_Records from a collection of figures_
Begin

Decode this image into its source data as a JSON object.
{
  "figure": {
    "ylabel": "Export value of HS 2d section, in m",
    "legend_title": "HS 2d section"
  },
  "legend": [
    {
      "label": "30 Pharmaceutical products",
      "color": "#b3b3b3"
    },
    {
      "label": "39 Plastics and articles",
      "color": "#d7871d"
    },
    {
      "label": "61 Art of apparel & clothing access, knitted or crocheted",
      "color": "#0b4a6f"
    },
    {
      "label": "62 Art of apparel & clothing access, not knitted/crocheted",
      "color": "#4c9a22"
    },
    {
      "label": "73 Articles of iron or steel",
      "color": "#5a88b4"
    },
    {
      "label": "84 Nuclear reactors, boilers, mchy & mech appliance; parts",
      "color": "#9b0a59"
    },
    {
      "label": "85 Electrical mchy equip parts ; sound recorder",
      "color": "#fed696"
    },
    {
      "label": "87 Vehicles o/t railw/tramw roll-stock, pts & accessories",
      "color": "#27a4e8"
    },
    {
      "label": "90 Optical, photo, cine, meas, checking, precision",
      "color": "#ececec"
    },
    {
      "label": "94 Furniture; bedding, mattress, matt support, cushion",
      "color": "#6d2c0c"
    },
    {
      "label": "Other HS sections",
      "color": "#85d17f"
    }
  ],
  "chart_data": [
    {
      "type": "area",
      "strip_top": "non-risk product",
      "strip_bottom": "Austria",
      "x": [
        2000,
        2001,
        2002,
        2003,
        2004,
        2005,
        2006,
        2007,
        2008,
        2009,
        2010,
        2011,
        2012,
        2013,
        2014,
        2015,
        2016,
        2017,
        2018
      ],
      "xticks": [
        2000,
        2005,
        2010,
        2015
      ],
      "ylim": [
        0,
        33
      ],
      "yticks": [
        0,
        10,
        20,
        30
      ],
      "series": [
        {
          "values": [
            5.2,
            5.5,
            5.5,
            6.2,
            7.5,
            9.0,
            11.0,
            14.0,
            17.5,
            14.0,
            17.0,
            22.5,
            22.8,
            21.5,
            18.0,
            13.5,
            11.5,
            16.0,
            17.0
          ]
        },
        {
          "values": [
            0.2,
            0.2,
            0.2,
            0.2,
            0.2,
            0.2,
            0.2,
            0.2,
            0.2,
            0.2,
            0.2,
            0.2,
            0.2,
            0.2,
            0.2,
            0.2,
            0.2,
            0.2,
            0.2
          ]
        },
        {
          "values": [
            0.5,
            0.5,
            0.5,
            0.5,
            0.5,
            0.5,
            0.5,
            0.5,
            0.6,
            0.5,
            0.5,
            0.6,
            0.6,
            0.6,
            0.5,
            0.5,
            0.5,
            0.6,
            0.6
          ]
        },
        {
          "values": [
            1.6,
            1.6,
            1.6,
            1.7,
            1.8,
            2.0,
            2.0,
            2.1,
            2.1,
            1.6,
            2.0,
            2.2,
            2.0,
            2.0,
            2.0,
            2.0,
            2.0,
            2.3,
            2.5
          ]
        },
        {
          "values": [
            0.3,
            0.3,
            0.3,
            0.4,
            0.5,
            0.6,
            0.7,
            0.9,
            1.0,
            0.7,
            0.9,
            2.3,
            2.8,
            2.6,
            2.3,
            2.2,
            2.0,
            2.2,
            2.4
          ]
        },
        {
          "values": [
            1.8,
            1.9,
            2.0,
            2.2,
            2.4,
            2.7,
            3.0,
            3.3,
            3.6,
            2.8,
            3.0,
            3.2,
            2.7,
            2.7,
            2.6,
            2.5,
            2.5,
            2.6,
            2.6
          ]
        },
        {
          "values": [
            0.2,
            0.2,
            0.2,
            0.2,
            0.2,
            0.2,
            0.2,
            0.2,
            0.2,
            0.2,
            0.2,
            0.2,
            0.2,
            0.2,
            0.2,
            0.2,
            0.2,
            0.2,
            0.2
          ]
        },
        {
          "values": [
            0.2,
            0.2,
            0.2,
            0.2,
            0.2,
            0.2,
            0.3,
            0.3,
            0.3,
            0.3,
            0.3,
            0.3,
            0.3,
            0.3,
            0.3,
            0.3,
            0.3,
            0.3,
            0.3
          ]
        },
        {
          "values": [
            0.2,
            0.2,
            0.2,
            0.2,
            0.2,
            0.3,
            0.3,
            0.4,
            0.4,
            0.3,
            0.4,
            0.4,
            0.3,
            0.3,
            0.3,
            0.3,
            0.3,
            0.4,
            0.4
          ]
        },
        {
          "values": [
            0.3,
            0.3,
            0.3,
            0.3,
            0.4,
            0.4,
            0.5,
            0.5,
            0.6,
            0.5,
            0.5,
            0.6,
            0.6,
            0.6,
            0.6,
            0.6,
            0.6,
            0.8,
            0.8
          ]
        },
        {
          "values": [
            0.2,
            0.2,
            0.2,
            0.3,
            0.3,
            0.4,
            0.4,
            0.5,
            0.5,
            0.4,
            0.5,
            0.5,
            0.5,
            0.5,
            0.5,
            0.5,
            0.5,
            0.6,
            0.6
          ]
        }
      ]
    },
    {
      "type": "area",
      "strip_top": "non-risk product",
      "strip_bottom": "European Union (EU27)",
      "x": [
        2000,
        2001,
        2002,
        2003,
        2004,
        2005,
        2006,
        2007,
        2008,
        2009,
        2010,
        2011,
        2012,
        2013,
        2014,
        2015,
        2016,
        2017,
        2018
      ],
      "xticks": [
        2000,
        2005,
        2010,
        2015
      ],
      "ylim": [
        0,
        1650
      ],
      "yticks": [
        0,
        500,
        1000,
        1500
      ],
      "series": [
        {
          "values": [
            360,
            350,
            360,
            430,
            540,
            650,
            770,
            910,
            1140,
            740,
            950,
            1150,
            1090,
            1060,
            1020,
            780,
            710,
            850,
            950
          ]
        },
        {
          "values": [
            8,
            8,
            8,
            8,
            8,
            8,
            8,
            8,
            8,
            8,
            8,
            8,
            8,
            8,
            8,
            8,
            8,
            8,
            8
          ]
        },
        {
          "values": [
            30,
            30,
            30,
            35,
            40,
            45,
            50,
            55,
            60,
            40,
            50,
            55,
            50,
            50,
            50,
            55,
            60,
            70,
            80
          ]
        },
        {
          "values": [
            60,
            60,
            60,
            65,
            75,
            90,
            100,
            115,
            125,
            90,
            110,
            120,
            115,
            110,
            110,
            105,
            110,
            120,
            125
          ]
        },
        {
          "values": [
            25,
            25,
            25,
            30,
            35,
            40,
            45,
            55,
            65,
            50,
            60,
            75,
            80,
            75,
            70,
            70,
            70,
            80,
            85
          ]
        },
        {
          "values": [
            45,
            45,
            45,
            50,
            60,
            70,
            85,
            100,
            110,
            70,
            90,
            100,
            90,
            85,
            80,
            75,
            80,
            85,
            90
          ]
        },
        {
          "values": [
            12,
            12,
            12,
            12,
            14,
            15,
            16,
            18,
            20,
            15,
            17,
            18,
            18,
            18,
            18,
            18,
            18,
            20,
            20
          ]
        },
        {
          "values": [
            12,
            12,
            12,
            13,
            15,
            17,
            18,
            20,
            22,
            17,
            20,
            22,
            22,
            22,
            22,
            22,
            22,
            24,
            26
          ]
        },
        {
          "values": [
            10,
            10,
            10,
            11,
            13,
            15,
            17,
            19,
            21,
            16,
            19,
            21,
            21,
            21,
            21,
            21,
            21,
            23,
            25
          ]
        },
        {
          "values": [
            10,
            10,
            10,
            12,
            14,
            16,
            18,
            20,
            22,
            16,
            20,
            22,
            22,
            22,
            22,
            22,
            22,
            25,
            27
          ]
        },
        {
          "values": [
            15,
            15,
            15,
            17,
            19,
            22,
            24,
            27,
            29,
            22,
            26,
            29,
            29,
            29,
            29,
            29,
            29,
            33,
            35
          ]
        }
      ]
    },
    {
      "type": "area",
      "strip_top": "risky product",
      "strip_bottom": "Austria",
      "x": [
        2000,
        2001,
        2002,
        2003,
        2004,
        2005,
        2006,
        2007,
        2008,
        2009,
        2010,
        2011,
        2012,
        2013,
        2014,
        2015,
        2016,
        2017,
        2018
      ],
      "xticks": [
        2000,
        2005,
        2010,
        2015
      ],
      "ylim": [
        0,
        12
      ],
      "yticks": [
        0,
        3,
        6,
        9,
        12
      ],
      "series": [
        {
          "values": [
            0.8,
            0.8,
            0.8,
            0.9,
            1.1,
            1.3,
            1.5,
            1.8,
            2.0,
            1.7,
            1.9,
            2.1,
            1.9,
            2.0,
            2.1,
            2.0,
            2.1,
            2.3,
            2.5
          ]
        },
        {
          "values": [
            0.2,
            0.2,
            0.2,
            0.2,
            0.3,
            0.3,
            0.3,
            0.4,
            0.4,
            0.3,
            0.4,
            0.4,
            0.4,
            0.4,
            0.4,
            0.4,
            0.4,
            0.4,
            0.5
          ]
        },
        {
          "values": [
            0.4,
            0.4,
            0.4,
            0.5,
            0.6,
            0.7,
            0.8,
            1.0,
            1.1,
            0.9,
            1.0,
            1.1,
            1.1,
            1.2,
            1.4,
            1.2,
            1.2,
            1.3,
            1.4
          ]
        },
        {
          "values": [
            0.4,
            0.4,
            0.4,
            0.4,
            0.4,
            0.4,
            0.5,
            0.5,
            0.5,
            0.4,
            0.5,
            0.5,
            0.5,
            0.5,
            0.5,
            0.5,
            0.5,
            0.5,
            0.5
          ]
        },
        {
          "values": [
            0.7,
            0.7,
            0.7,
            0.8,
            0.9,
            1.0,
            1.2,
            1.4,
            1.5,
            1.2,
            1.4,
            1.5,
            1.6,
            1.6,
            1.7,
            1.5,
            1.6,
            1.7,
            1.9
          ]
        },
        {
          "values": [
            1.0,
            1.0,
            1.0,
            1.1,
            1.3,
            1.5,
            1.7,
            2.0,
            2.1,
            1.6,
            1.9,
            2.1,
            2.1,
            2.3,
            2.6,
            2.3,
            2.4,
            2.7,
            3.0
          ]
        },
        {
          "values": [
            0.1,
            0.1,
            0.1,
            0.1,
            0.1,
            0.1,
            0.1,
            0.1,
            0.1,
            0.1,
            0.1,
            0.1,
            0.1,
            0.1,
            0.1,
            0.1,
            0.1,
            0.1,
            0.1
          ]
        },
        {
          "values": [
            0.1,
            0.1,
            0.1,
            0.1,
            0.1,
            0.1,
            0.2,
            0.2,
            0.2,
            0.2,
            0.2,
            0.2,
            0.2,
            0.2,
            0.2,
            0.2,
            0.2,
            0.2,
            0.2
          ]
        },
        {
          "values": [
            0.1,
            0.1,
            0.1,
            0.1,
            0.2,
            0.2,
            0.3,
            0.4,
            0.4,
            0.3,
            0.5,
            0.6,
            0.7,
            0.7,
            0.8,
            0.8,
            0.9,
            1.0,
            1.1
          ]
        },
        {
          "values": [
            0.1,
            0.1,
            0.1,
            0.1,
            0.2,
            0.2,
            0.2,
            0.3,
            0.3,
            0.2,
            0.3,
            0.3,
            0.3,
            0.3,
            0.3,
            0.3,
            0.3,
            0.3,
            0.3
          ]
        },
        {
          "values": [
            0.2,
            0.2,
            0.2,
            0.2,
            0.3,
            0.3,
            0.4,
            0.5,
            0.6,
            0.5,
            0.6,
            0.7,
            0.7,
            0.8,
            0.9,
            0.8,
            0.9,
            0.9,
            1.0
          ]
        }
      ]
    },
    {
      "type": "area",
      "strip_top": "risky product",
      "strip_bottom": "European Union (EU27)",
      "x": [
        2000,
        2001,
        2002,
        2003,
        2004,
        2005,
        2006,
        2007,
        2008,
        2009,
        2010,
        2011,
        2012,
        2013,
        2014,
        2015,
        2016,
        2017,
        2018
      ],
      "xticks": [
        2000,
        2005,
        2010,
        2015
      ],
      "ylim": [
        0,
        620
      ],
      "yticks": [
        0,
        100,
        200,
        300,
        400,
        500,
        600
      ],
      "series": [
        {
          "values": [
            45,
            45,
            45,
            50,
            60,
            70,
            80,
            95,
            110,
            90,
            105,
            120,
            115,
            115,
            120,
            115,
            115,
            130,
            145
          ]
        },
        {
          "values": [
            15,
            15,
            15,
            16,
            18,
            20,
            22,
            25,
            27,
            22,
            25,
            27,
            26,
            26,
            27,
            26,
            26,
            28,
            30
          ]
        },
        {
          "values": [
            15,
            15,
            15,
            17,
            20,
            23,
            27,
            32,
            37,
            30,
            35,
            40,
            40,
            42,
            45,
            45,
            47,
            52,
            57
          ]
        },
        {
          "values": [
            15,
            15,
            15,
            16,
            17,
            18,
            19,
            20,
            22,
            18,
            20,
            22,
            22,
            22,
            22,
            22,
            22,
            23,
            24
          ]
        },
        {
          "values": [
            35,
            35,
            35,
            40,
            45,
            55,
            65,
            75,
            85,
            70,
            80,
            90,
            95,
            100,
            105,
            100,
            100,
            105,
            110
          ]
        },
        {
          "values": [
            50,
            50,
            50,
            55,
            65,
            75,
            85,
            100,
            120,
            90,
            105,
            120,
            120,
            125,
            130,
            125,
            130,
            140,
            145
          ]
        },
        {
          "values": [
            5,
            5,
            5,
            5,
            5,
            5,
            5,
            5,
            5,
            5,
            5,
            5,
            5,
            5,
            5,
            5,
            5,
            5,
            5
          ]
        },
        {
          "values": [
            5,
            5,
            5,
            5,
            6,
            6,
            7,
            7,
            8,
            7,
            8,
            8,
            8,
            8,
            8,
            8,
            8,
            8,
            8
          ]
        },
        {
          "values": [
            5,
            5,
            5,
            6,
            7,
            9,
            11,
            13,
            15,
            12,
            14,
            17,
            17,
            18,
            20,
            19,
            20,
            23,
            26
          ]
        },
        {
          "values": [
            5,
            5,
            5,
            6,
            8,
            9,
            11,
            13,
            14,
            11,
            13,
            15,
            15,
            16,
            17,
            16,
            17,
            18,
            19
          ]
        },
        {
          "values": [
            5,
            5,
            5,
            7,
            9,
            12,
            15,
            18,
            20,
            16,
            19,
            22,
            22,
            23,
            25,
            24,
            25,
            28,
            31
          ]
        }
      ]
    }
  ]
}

End

Where a line above contains the string "mchy", copy that line.

      "label": "84 Nuclear reactors, boilers, mchy & mech appliance; parts",
      "label": "85 Electrical mchy equip parts ; sound recorder",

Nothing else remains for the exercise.